• **Direction**: Please update the lines between the one holding "Patent image size: (364, 685)." and the one holding "The planar conductive member 1a is", inclusive, changing "schematic" to "diagrammatic" and leaving everything else as is.

• **Listed entries**:
========
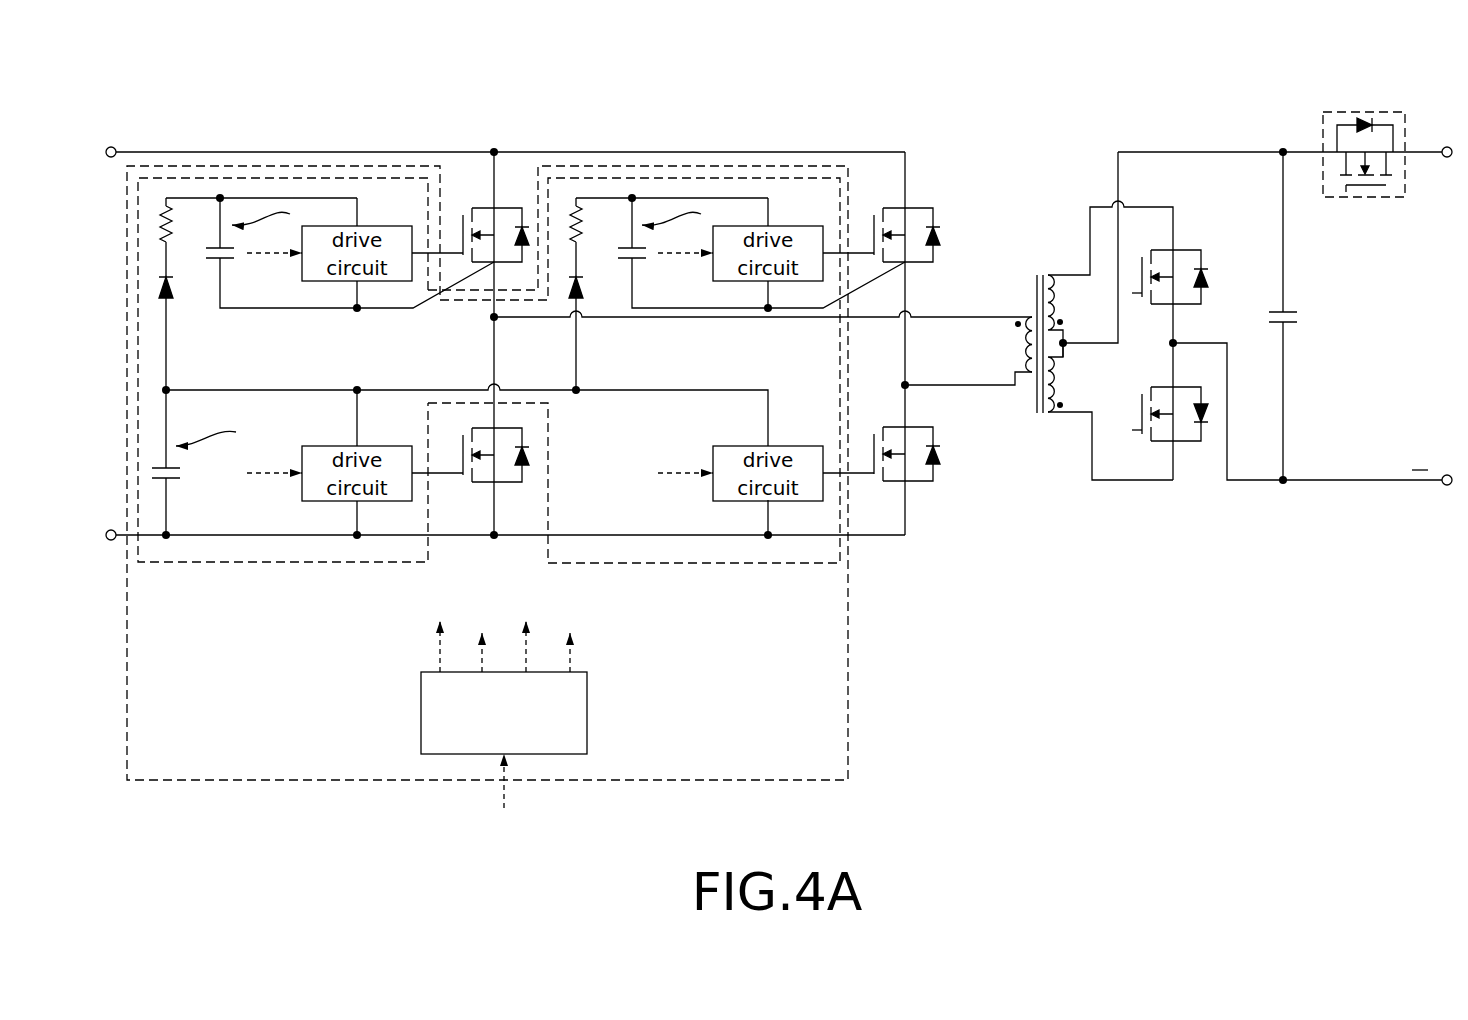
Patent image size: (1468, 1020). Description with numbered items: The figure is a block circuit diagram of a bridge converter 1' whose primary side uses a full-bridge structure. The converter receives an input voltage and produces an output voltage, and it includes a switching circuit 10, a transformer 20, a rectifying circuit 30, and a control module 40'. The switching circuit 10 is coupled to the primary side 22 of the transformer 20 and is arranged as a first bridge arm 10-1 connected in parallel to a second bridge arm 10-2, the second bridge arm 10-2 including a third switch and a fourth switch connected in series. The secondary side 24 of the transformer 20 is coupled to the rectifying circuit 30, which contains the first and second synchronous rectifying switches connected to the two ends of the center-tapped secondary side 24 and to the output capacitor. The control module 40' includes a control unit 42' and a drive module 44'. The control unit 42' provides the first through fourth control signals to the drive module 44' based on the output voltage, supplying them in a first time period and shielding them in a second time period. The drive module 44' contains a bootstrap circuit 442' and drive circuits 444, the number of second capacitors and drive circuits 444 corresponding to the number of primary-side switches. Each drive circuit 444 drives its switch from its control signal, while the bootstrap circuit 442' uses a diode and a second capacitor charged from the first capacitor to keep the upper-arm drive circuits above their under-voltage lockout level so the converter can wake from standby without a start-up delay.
========
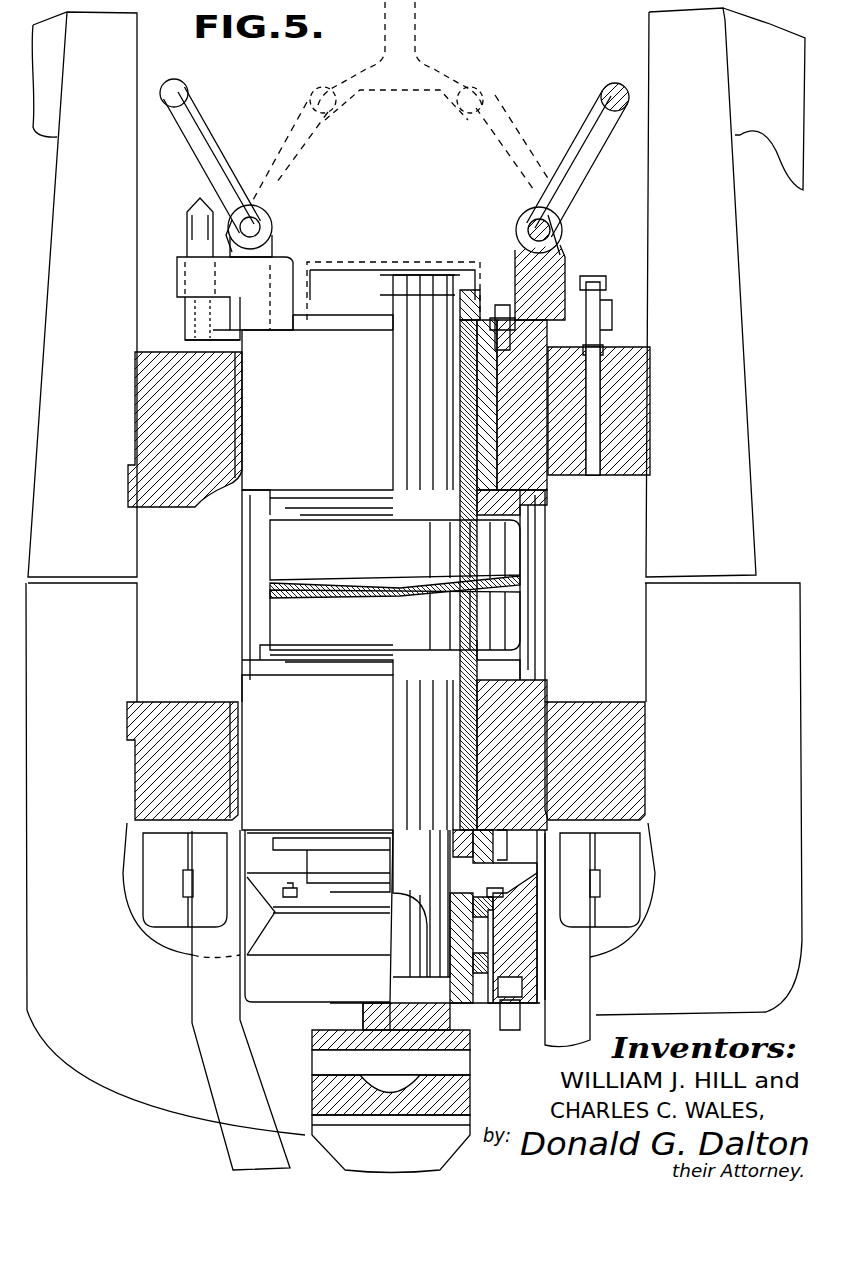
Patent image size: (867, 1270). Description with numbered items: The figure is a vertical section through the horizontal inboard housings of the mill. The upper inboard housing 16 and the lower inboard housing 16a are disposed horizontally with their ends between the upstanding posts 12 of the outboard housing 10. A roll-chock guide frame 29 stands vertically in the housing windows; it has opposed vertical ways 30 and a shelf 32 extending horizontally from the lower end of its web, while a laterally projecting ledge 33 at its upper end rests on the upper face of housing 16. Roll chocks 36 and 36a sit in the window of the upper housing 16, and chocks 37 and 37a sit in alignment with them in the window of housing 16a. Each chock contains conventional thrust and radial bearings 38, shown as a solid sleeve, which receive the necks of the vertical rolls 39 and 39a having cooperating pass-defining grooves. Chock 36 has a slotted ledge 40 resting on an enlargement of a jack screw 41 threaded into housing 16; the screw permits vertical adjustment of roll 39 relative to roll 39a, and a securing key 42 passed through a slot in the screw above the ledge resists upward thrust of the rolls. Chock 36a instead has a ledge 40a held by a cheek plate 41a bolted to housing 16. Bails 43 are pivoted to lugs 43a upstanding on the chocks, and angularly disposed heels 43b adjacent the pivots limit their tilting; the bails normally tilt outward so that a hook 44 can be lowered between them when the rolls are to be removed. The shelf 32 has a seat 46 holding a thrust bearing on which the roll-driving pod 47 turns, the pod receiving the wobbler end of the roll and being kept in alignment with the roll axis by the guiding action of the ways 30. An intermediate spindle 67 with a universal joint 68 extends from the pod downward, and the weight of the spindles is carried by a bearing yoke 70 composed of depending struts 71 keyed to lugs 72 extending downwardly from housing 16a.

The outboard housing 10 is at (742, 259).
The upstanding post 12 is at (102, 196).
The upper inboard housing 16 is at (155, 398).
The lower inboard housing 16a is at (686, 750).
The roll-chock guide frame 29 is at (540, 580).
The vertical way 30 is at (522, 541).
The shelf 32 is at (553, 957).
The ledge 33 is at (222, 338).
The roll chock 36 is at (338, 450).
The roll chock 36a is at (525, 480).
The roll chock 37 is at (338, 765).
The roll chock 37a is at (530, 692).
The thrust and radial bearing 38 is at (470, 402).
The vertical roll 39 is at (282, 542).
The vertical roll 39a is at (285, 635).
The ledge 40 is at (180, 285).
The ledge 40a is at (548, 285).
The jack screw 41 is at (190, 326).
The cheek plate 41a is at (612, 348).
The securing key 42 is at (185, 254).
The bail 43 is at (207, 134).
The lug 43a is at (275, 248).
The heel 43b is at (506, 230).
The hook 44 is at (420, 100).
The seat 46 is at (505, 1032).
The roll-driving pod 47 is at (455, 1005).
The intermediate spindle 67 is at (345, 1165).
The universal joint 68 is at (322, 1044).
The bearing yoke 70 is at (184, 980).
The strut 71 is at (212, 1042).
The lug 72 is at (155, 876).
========
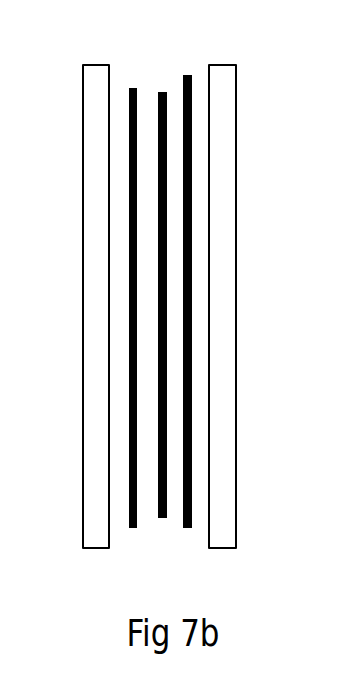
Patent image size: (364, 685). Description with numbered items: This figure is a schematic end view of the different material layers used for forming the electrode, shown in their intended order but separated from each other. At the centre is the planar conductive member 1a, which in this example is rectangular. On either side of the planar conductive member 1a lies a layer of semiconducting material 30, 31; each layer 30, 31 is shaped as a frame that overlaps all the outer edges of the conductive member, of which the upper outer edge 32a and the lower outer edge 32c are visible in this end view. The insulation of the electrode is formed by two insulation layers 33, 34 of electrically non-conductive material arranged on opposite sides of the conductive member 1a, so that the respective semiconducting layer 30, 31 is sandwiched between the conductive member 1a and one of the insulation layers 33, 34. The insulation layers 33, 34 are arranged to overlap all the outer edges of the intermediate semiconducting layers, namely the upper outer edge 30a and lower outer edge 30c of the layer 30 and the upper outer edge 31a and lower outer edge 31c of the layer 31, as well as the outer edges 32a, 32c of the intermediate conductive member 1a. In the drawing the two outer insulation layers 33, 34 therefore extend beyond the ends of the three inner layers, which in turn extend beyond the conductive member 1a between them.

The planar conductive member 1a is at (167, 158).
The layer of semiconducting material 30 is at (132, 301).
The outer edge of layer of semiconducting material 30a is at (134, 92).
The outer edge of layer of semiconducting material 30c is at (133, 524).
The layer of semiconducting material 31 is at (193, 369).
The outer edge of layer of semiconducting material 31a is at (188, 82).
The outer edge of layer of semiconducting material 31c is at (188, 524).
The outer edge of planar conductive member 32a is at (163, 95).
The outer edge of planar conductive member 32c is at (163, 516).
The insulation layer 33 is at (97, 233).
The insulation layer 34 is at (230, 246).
========
• **Task response**:
Patent image size: (364, 685). Description with numbered items: This figure is a diagrammatic end view of the different material layers used for forming the electrode, shown in their intended order but separated from each other. At the centre is the planar conductive member 1a, which in this example is rectangular. On either side of the planar conductive member 1a lies a layer of semiconducting material 30, 31; each layer 30, 31 is shaped as a frame that overlaps all the outer edges of the conductive member, of which the upper outer edge 32a and the lower outer edge 32c are visible in this end view. The insulation of the electrode is formed by two insulation layers 33, 34 of electrically non-conductive material arranged on opposite sides of the conductive member 1a, so that the respective semiconducting layer 30, 31 is sandwiched between the conductive member 1a and one of the insulation layers 33, 34. The insulation layers 33, 34 are arranged to overlap all the outer edges of the intermediate semiconducting layers, namely the upper outer edge 30a and lower outer edge 30c of the layer 30 and the upper outer edge 31a and lower outer edge 31c of the layer 31, as well as the outer edges 32a, 32c of the intermediate conductive member 1a. In the drawing the two outer insulation layers 33, 34 therefore extend beyond the ends of the three inner layers, which in turn extend beyond the conductive member 1a between them.

The planar conductive member 1a is at (167, 158).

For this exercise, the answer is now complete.